Pain is the main sensation elicited by stimulation of ocular sensory nerves although tactile sensations are evoked at the conjunctiva and feelings of cold are also evoked by mild cooling of the corneal surface. After repeated noxious stimulation or tissue injury, ocular polymodal nociceptors become sensitized and cause sustained pain and hyperalgesia. They also contribute to local inflammation through the antidromic release of peptide transmitters stored in their peripheral endings (“neurogenic inflammation”). Intact sensory nerve endings, particularly in the corneal epithelium, are subjected to a continuous remodeling. Ocular sensory nerves damaged by accidental or surgical injury or following pathological processes, may also experience long-lasting changes in excitability, giving rise to ocular dysesthesia or neuropathic pain referred to the eye.

● **Data for understanding documents**
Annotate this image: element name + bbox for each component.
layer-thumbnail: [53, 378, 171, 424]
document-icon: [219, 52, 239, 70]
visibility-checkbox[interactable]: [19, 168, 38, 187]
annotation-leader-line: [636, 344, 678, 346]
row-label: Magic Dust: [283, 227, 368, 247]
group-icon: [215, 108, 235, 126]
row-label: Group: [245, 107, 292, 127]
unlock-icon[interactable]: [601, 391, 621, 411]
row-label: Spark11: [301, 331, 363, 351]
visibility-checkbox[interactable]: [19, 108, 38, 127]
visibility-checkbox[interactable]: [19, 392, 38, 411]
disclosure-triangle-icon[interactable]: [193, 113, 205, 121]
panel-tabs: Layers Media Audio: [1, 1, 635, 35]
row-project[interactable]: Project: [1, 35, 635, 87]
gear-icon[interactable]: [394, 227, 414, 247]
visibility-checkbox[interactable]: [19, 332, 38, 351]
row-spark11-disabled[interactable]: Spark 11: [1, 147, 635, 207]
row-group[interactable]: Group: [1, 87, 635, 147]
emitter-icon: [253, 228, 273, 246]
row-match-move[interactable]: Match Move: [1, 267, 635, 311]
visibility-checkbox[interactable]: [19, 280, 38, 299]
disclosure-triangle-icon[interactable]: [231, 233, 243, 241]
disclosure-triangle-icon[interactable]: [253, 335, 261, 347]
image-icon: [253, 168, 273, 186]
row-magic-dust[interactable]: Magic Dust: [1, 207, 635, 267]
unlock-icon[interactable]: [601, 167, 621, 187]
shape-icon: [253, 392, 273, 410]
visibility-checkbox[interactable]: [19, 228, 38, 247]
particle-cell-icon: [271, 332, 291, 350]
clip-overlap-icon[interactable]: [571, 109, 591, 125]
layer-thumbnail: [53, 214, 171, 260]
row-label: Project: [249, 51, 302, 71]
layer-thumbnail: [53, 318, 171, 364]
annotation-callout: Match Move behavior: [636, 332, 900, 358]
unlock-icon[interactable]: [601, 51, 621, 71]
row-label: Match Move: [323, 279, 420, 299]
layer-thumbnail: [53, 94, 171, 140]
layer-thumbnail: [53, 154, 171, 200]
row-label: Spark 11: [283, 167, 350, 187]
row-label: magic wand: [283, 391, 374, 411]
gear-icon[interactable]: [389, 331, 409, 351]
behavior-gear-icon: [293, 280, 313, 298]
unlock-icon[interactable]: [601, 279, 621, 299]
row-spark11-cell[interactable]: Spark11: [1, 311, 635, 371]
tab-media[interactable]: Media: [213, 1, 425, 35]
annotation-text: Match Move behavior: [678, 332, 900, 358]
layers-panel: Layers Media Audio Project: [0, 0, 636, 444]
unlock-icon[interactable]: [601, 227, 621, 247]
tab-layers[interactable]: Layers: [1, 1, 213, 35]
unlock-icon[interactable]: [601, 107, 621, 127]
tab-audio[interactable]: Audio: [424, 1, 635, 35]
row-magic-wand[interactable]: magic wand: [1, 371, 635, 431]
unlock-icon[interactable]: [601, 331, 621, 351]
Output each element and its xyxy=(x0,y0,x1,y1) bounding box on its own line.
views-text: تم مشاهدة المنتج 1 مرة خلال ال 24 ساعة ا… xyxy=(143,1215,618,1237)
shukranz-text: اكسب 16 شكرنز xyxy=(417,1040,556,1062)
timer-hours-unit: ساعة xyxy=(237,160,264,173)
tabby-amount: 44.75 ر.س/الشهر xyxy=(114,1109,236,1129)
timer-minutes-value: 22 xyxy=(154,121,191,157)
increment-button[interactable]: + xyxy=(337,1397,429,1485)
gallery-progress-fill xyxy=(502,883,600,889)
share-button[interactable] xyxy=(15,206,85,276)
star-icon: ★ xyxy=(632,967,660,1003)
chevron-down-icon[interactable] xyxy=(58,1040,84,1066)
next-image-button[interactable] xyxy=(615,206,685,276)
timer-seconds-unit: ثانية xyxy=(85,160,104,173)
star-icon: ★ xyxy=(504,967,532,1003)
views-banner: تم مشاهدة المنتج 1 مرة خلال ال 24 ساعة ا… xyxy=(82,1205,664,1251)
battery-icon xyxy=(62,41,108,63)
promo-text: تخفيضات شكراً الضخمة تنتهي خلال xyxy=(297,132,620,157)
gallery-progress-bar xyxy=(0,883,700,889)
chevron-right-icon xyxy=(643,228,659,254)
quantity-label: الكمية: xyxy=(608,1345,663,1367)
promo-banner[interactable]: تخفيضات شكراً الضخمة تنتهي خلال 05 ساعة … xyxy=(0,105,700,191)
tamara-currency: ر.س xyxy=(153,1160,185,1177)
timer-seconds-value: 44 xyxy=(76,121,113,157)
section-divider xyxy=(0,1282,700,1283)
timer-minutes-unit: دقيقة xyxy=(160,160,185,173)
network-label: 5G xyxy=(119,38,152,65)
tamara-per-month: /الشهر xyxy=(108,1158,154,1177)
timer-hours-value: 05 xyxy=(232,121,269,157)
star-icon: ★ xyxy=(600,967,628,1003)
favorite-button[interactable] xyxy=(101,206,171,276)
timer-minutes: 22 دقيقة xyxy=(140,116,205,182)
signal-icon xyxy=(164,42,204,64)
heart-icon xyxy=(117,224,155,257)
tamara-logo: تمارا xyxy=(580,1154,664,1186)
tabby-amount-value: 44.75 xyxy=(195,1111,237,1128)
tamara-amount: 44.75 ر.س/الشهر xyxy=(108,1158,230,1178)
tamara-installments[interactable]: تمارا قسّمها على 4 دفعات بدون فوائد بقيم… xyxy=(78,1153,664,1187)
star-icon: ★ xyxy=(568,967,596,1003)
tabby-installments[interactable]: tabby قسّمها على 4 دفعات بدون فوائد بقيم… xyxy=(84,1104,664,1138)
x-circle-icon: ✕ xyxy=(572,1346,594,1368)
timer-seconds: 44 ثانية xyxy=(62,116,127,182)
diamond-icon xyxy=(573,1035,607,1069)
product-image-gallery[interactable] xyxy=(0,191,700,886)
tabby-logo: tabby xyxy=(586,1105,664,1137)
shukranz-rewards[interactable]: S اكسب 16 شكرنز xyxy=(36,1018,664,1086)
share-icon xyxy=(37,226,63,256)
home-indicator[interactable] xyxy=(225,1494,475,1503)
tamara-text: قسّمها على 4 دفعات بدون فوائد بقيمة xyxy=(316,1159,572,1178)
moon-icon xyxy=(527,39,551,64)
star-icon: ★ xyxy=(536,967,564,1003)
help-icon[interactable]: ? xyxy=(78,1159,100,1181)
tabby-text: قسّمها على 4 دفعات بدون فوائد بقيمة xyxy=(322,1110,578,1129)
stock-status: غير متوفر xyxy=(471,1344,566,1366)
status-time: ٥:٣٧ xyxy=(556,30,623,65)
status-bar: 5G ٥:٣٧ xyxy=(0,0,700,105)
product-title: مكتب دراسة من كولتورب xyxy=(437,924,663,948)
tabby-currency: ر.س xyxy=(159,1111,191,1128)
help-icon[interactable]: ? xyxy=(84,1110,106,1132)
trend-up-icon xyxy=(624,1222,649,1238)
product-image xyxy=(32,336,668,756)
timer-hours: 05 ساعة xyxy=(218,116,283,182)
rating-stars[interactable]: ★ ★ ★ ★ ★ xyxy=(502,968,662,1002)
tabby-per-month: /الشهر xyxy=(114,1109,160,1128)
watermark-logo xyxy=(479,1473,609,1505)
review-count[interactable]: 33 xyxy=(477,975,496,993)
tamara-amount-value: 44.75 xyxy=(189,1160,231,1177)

● **EXERCISE AIM**
Copy word for word the part of the passage on ocular sensory nerves that opens with the words containing "Pain is the" and closes with "to the eye.". Work only from the passage on ocular sensory nerves.

● **FINISHED EXERCISE**
Pain is the main sensation elicited by stimulation of ocular sensory nerves although tactile sensations are evoked at the conjunctiva and feelings of cold are also evoked by mild cooling of the corneal surface. After repeated noxious stimulation or tissue injury, ocular polymodal nociceptors become sensitized and cause sustained pain and hyperalgesia. They also contribute to local inflammation through the antidromic release of peptide transmitters stored in their peripheral endings (“neurogenic inflammation”). Intact sensory nerve endings, particularly in the corneal epithelium, are subjected to a continuous remodeling. Ocular sensory nerves damaged by accidental or surgical injury or following pathological processes, may also experience long-lasting changes in excitability, giving rise to ocular dysesthesia or neuropathic pain referred to the eye.